WORK REQUIRED =>
Leave out the pictures and repeat the data exactly.

INPUT FOR THIS TASK =>
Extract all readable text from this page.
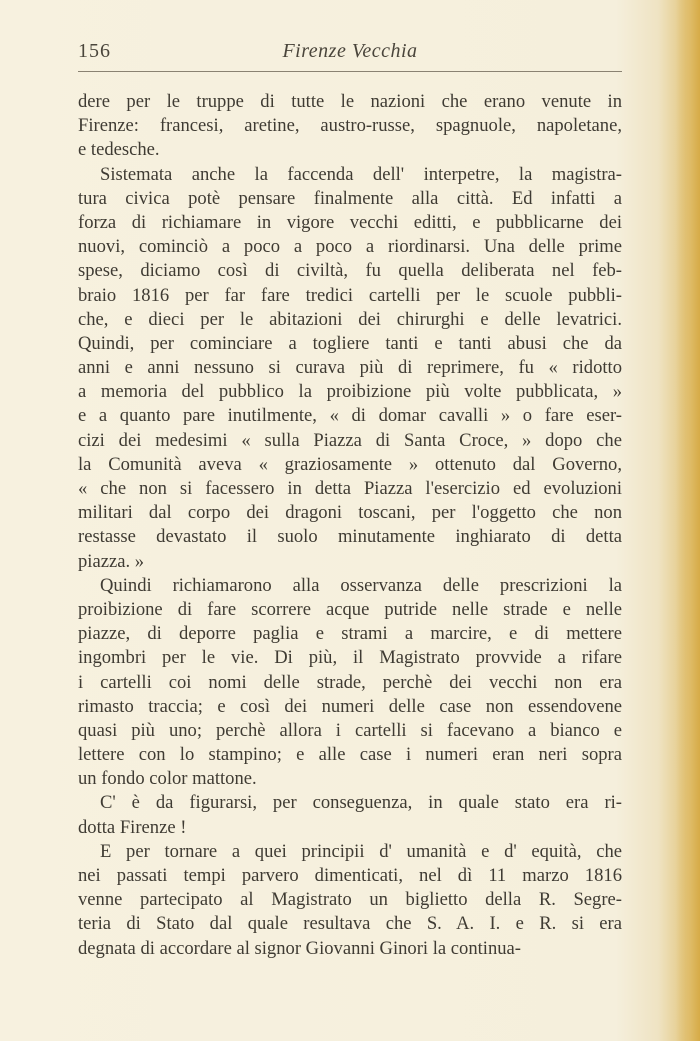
156	Firenze Vecchia
dere per le truppe di tutte le nazioni che erano venute in
Firenze: francesi, aretine, austro-russe, spagnuole, napoletane,
e tedesche.
Sistemata anche la faccenda dell' interpetre, la magistra-
tura civica potè pensare finalmente alla città. Ed infatti a
forza di richiamare in vigore vecchi editti, e pubblicarne dei
nuovi, cominciò a poco a poco a riordinarsi. Una delle prime
spese, diciamo così di civiltà, fu quella deliberata nel feb-
braio 1816 per far fare tredici cartelli per le scuole pubbli-
che, e dieci per le abitazioni dei chirurghi e delle levatrici.
Quindi, per cominciare a togliere tanti e tanti abusi che da
anni e anni nessuno si curava più di reprimere, fu « ridotto
a memoria del pubblico la proibizione più volte pubblicata, »
e a quanto pare inutilmente, « di domar cavalli » o fare eser-
cizi dei medesimi « sulla Piazza di Santa Croce, » dopo che
la Comunità aveva « graziosamente » ottenuto dal Governo,
« che non si facessero in detta Piazza l'esercizio ed evoluzioni
militari dal corpo dei dragoni toscani, per l'oggetto che non
restasse devastato il suolo minutamente inghiarato di detta
piazza. »
Quindi richiamarono alla osservanza delle prescrizioni la
proibizione di fare scorrere acque putride nelle strade e nelle
piazze, di deporre paglia e strami a marcire, e di mettere
ingombri per le vie. Di più, il Magistrato provvide a rifare
i cartelli coi nomi delle strade, perchè dei vecchi non era
rimasto traccia; e così dei numeri delle case non essendovene
quasi più uno; perchè allora i cartelli si facevano a bianco e
lettere con lo stampino; e alle case i numeri eran neri sopra
un fondo color mattone.
C' è da figurarsi, per conseguenza, in quale stato era ri-
dotta Firenze !
E per tornare a quei principii d' umanità e d' equità, che
nei passati tempi parvero dimenticati, nel dì 11 marzo 1816
venne partecipato al Magistrato un biglietto della R. Segre-
teria di Stato dal quale resultava che S. A. I. e R. si era
degnata di accordare al signor Giovanni Ginori la continua-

IN RESPONSE =>
Extract all readable text from this page.
156	Firenze Vecchia
dere per le truppe di tutte le nazioni che erano venute in
Firenze: francesi, aretine, austro-russe, spagnuole, napoletane,
e tedesche.
Sistemata anche la faccenda dell' interpetre, la magistra-
tura civica potè pensare finalmente alla città. Ed infatti a
forza di richiamare in vigore vecchi editti, e pubblicarne dei
nuovi, cominciò a poco a poco a riordinarsi. Una delle prime
spese, diciamo così di civiltà, fu quella deliberata nel feb-
braio 1816 per far fare tredici cartelli per le scuole pubbli-
che, e dieci per le abitazioni dei chirurghi e delle levatrici.
Quindi, per cominciare a togliere tanti e tanti abusi che da
anni e anni nessuno si curava più di reprimere, fu « ridotto
a memoria del pubblico la proibizione più volte pubblicata, »
e a quanto pare inutilmente, « di domar cavalli » o fare eser-
cizi dei medesimi « sulla Piazza di Santa Croce, » dopo che
la Comunità aveva « graziosamente » ottenuto dal Governo,
« che non si facessero in detta Piazza l'esercizio ed evoluzioni
militari dal corpo dei dragoni toscani, per l'oggetto che non
restasse devastato il suolo minutamente inghiarato di detta
piazza. »
Quindi richiamarono alla osservanza delle prescrizioni la
proibizione di fare scorrere acque putride nelle strade e nelle
piazze, di deporre paglia e strami a marcire, e di mettere
ingombri per le vie. Di più, il Magistrato provvide a rifare
i cartelli coi nomi delle strade, perchè dei vecchi non era
rimasto traccia; e così dei numeri delle case non essendovene
quasi più uno; perchè allora i cartelli si facevano a bianco e
lettere con lo stampino; e alle case i numeri eran neri sopra
un fondo color mattone.
C' è da figurarsi, per conseguenza, in quale stato era ri-
dotta Firenze !
E per tornare a quei principii d' umanità e d' equità, che
nei passati tempi parvero dimenticati, nel dì 11 marzo 1816
venne partecipato al Magistrato un biglietto della R. Segre-
teria di Stato dal quale resultava che S. A. I. e R. si era
degnata di accordare al signor Giovanni Ginori la continua-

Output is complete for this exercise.